[RECORDS TO USE]

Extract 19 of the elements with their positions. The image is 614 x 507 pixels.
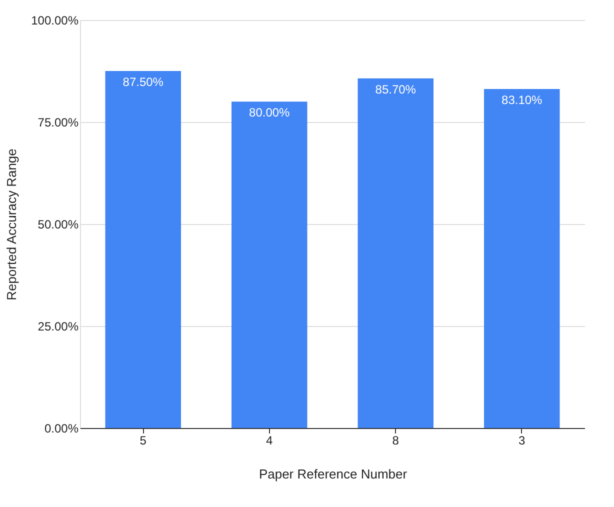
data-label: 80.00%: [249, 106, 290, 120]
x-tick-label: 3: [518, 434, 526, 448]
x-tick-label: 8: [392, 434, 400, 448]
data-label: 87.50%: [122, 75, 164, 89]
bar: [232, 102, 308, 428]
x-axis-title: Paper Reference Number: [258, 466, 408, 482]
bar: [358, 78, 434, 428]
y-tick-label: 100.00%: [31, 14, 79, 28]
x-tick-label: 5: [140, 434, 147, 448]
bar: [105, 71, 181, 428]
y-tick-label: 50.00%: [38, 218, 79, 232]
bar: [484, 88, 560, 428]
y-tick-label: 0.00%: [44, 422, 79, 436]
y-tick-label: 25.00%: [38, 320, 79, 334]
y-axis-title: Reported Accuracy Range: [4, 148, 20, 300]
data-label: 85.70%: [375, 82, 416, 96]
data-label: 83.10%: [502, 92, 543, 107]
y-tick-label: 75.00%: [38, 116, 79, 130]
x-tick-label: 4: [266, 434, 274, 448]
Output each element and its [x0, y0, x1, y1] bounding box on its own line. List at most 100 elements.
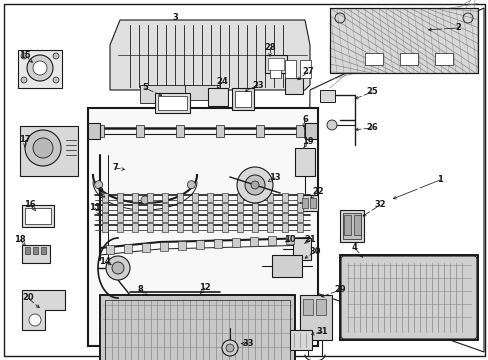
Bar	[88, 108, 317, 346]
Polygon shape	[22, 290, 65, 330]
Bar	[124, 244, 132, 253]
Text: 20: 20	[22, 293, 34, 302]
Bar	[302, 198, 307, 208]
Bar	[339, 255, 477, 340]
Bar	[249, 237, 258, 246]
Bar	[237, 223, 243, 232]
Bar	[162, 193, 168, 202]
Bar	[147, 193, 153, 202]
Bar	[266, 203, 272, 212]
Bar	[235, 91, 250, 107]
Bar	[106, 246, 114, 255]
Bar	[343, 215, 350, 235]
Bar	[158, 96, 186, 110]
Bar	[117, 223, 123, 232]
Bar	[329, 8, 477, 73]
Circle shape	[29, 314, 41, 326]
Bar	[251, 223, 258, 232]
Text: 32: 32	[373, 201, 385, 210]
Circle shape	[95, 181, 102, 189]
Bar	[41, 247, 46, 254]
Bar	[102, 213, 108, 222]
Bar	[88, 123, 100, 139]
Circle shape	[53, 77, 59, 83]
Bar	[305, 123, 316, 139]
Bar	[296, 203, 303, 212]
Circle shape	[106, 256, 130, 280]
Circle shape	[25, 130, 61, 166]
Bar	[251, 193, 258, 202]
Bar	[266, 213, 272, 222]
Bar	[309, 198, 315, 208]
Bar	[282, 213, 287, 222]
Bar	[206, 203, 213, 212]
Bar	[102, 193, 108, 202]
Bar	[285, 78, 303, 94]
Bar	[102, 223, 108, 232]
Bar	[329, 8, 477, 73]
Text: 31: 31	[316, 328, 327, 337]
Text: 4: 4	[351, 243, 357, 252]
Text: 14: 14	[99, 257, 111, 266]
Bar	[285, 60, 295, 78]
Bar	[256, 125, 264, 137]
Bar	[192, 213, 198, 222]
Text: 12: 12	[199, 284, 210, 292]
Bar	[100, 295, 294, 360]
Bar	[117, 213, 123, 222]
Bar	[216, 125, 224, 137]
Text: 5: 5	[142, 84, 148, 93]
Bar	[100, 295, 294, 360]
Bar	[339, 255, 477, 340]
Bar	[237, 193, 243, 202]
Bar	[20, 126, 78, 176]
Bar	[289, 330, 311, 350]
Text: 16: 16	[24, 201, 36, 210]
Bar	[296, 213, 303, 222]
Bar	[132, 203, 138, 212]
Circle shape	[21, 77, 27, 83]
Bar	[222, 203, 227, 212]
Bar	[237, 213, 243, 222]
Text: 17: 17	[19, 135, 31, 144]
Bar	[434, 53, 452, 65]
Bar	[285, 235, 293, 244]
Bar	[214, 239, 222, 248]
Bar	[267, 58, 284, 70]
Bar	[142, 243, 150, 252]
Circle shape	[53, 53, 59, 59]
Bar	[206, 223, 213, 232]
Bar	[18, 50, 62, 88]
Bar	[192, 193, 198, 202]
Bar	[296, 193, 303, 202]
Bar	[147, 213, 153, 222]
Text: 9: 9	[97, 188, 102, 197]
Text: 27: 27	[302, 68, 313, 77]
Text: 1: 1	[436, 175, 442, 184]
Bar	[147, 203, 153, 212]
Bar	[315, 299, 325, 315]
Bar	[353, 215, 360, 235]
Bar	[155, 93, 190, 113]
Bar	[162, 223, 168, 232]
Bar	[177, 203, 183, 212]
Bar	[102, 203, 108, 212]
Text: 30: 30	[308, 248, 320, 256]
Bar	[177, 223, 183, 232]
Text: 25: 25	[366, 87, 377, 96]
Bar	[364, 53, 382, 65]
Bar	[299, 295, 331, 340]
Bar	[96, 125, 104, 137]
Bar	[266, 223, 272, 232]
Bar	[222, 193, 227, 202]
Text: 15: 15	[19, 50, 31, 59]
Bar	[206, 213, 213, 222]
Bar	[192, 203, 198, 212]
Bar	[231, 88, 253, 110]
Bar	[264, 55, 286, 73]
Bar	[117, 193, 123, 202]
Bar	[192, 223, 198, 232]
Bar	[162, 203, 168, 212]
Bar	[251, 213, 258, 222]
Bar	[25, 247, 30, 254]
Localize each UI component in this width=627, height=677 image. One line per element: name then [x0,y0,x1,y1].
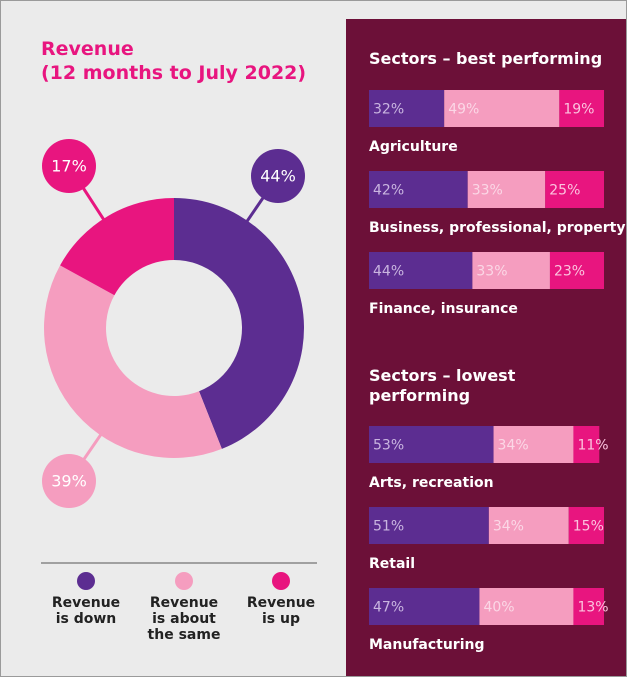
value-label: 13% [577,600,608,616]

[YOUR OBJECTIVE]
Print every line of the entries above unchanged, leaving out the pictures.

[FINISHED TASK]
Extract 19 of the elements with their positions. The image is 614 x 507 pixels.
data-label: 80.00%: [249, 106, 290, 120]
x-tick-label: 3: [518, 434, 526, 448]
x-tick-label: 8: [392, 434, 400, 448]
data-label: 87.50%: [122, 75, 164, 89]
bar: [232, 102, 308, 428]
x-axis-title: Paper Reference Number: [258, 466, 408, 482]
bar: [358, 78, 434, 428]
y-tick-label: 100.00%: [31, 14, 79, 28]
x-tick-label: 5: [140, 434, 147, 448]
bar: [105, 71, 181, 428]
y-tick-label: 50.00%: [38, 218, 79, 232]
bar: [484, 88, 560, 428]
y-tick-label: 0.00%: [44, 422, 79, 436]
y-tick-label: 25.00%: [38, 320, 79, 334]
y-axis-title: Reported Accuracy Range: [4, 148, 20, 300]
data-label: 85.70%: [375, 82, 416, 96]
data-label: 83.10%: [502, 92, 543, 107]
y-tick-label: 75.00%: [38, 116, 79, 130]
x-tick-label: 4: [266, 434, 274, 448]
Output each element and its [x0, y0, x1, y1] bounding box on its own line. List at most 100 elements.
Bar	[88, 108, 317, 346]
Polygon shape	[22, 290, 65, 330]
Bar	[124, 244, 132, 253]
Text: 20: 20	[22, 293, 34, 302]
Bar	[302, 198, 307, 208]
Bar	[339, 255, 477, 340]
Bar	[249, 237, 258, 246]
Bar	[237, 223, 243, 232]
Bar	[162, 193, 168, 202]
Bar	[147, 193, 153, 202]
Bar	[266, 203, 272, 212]
Bar	[235, 91, 250, 107]
Bar	[106, 246, 114, 255]
Bar	[343, 215, 350, 235]
Bar	[158, 96, 186, 110]
Bar	[117, 223, 123, 232]
Bar	[329, 8, 477, 73]
Circle shape	[29, 314, 41, 326]
Bar	[251, 223, 258, 232]
Text: 32: 32	[373, 201, 385, 210]
Circle shape	[95, 181, 102, 189]
Bar	[41, 247, 46, 254]
Bar	[102, 213, 108, 222]
Bar	[88, 123, 100, 139]
Circle shape	[53, 77, 59, 83]
Bar	[305, 123, 316, 139]
Bar	[296, 203, 303, 212]
Circle shape	[106, 256, 130, 280]
Circle shape	[25, 130, 61, 166]
Bar	[251, 193, 258, 202]
Bar	[266, 213, 272, 222]
Bar	[309, 198, 315, 208]
Bar	[282, 213, 287, 222]
Bar	[206, 203, 213, 212]
Bar	[102, 193, 108, 202]
Bar	[285, 78, 303, 94]
Bar	[102, 223, 108, 232]
Bar	[329, 8, 477, 73]
Text: 31: 31	[316, 328, 327, 337]
Text: 4: 4	[351, 243, 357, 252]
Text: 14: 14	[99, 257, 111, 266]
Bar	[285, 60, 295, 78]
Bar	[256, 125, 264, 137]
Bar	[192, 213, 198, 222]
Text: 12: 12	[199, 284, 210, 292]
Bar	[100, 295, 294, 360]
Bar	[117, 213, 123, 222]
Bar	[216, 125, 224, 137]
Text: 5: 5	[142, 84, 148, 93]
Bar	[100, 295, 294, 360]
Bar	[339, 255, 477, 340]
Bar	[237, 193, 243, 202]
Bar	[20, 126, 78, 176]
Bar	[289, 330, 311, 350]
Text: 16: 16	[24, 201, 36, 210]
Bar	[296, 213, 303, 222]
Bar	[132, 203, 138, 212]
Circle shape	[21, 77, 27, 83]
Bar	[222, 203, 227, 212]
Bar	[237, 213, 243, 222]
Text: 17: 17	[19, 135, 31, 144]
Bar	[434, 53, 452, 65]
Bar	[285, 235, 293, 244]
Bar	[214, 239, 222, 248]
Bar	[267, 58, 284, 70]
Bar	[142, 243, 150, 252]
Circle shape	[53, 53, 59, 59]
Bar	[206, 223, 213, 232]
Bar	[18, 50, 62, 88]
Bar	[192, 193, 198, 202]
Bar	[296, 193, 303, 202]
Bar	[147, 213, 153, 222]
Text: 9: 9	[97, 188, 102, 197]
Text: 27: 27	[302, 68, 313, 77]
Text: 1: 1	[436, 175, 442, 184]
Bar	[147, 203, 153, 212]
Bar	[315, 299, 325, 315]
Bar	[353, 215, 360, 235]
Bar	[155, 93, 190, 113]
Bar	[162, 223, 168, 232]
Bar	[177, 203, 183, 212]
Bar	[102, 203, 108, 212]
Text: 30: 30	[308, 248, 320, 256]
Bar	[177, 223, 183, 232]
Text: 25: 25	[366, 87, 377, 96]
Bar	[364, 53, 382, 65]
Bar	[299, 295, 331, 340]
Bar	[96, 125, 104, 137]
Bar	[266, 223, 272, 232]
Bar	[222, 193, 227, 202]
Text: 15: 15	[19, 50, 31, 59]
Bar	[206, 213, 213, 222]
Bar	[192, 203, 198, 212]
Bar	[231, 88, 253, 110]
Bar	[264, 55, 286, 73]
Bar	[117, 193, 123, 202]
Bar	[192, 223, 198, 232]
Bar	[162, 203, 168, 212]
Bar	[251, 213, 258, 222]
Bar	[25, 247, 30, 254]
Localize each UI component in this width=627, height=677 image. One line per element: name then [x0,y0,x1,y1].
value-label: 13% [577,600,608,616]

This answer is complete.